GOAL
Each line that holds the word "JSON" should be returned.

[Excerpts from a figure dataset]

= = = =

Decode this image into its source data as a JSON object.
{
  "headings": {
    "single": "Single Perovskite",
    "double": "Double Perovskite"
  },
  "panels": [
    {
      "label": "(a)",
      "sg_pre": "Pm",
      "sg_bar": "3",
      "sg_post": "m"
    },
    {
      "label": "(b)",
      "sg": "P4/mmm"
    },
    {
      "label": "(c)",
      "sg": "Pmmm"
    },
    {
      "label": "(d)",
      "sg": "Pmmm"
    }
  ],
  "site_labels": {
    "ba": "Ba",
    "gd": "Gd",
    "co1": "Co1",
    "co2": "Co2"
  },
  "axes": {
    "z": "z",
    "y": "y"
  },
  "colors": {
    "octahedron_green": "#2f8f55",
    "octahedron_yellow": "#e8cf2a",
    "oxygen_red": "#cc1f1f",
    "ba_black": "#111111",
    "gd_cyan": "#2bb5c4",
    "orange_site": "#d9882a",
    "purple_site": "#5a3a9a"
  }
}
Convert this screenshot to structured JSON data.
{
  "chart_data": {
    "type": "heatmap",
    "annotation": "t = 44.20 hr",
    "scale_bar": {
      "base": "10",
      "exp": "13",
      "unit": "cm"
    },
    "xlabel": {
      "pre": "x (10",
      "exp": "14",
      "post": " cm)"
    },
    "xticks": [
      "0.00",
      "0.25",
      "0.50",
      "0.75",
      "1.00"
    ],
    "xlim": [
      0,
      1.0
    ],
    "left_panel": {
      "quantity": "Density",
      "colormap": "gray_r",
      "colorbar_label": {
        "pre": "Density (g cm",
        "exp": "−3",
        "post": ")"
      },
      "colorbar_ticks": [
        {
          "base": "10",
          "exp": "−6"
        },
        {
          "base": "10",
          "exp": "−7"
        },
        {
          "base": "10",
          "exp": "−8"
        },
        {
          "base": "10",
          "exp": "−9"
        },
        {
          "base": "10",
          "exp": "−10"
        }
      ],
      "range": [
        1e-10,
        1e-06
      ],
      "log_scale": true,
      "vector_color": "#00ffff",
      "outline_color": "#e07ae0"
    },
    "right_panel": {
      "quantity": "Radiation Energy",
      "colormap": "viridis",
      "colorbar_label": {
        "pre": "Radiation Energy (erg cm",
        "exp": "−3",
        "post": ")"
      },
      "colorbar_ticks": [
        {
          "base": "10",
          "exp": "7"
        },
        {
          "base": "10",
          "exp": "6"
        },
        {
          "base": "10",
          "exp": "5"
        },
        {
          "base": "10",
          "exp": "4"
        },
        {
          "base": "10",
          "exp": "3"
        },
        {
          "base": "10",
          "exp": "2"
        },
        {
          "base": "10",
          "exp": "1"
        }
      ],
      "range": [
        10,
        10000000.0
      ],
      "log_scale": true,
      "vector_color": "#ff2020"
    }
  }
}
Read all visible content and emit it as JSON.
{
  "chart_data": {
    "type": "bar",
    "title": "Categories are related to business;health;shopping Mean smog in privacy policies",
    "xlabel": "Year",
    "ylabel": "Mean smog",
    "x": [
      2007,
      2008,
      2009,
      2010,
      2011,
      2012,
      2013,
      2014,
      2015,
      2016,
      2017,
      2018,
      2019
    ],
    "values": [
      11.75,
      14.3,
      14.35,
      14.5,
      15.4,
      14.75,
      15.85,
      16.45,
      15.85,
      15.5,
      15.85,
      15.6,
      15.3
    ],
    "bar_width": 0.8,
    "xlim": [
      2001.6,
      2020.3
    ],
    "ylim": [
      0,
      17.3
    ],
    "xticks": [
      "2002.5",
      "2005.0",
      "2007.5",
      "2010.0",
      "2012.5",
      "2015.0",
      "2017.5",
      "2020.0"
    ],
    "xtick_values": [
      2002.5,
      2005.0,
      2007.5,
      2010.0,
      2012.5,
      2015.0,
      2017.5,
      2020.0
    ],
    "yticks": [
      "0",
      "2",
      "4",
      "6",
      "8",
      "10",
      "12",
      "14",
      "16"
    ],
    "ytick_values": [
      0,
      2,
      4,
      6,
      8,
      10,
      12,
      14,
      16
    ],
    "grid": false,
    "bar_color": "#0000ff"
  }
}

= = = =

RESULT FOR THIS TASK
Decode this image into its source data as a JSON object.
Convert this screenshot to structured JSON data.
Read all visible content and emit it as JSON.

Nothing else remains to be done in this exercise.